To be done —
Copy the lines below word for word, starting with the first one and ending with the line that contains "constraint-text: Clock In", including both.

Begin

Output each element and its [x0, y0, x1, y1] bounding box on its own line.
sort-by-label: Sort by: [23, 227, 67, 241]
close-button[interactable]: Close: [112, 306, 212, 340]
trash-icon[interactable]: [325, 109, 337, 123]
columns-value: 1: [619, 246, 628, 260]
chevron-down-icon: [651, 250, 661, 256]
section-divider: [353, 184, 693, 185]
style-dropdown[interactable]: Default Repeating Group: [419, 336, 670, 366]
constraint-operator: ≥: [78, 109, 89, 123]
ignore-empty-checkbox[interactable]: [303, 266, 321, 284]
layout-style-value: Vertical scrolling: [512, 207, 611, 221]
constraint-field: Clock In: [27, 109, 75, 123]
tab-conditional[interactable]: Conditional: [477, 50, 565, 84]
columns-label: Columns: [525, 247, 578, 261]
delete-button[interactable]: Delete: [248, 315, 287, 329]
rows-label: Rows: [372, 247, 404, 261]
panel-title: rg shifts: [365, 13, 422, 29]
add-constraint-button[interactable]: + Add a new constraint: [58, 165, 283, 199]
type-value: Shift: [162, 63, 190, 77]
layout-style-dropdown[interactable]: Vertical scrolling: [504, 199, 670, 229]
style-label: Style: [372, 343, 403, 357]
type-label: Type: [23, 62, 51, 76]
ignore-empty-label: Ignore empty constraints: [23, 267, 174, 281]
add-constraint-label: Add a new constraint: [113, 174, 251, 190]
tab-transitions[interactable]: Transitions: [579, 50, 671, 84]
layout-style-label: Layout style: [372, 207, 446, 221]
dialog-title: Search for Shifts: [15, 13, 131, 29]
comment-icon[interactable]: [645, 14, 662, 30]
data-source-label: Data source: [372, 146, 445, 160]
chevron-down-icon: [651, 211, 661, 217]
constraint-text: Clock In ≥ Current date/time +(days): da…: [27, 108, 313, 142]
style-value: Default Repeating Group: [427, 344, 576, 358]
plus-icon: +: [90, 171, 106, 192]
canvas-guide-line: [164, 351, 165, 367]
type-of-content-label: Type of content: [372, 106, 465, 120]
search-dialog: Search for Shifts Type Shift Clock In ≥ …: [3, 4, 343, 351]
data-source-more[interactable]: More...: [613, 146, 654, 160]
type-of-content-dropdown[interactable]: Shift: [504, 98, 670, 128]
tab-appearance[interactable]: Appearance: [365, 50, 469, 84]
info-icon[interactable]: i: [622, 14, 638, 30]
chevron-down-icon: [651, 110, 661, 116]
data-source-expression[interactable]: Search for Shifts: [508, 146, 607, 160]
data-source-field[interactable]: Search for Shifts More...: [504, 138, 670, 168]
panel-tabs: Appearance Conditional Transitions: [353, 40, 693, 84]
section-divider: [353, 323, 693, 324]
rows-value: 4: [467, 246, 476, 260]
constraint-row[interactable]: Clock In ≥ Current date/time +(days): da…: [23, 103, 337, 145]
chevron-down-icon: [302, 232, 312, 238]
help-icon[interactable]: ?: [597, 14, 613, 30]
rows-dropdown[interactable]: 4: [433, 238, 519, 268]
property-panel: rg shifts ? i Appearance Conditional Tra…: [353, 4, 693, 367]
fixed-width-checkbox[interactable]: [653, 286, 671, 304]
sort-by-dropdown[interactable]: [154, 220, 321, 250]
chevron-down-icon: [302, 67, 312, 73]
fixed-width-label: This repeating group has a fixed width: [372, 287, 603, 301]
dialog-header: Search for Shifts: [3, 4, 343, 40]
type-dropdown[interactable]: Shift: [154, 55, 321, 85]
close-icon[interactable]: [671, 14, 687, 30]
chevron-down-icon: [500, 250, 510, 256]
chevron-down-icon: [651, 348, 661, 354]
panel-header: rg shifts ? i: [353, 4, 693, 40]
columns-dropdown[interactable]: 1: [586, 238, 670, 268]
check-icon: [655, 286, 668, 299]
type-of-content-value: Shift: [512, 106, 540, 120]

End

Response to this task —
Output each element and its [x0, y0, x1, y1] bounding box on its own line.
sort-by-label: Sort by: [23, 227, 67, 241]
close-button[interactable]: Close: [112, 306, 212, 340]
trash-icon[interactable]: [325, 109, 337, 123]
columns-value: 1: [619, 246, 628, 260]
chevron-down-icon: [651, 250, 661, 256]
section-divider: [353, 184, 693, 185]
style-dropdown[interactable]: Default Repeating Group: [419, 336, 670, 366]
constraint-operator: ≥: [78, 109, 89, 123]
ignore-empty-checkbox[interactable]: [303, 266, 321, 284]
layout-style-value: Vertical scrolling: [512, 207, 611, 221]
constraint-field: Clock In: [27, 109, 75, 123]
tab-conditional[interactable]: Conditional: [477, 50, 565, 84]
columns-label: Columns: [525, 247, 578, 261]
delete-button[interactable]: Delete: [248, 315, 287, 329]
rows-label: Rows: [372, 247, 404, 261]
panel-title: rg shifts: [365, 13, 422, 29]
add-constraint-button[interactable]: + Add a new constraint: [58, 165, 283, 199]
type-value: Shift: [162, 63, 190, 77]
layout-style-dropdown[interactable]: Vertical scrolling: [504, 199, 670, 229]
style-label: Style: [372, 343, 403, 357]
type-label: Type: [23, 62, 51, 76]
ignore-empty-label: Ignore empty constraints: [23, 267, 174, 281]
add-constraint-label: Add a new constraint: [113, 174, 251, 190]
tab-transitions[interactable]: Transitions: [579, 50, 671, 84]
layout-style-label: Layout style: [372, 207, 446, 221]
dialog-title: Search for Shifts: [15, 13, 131, 29]
comment-icon[interactable]: [645, 14, 662, 30]
data-source-label: Data source: [372, 146, 445, 160]
chevron-down-icon: [651, 211, 661, 217]
constraint-text: Clock In ≥ Current date/time +(days): da…: [27, 108, 313, 142]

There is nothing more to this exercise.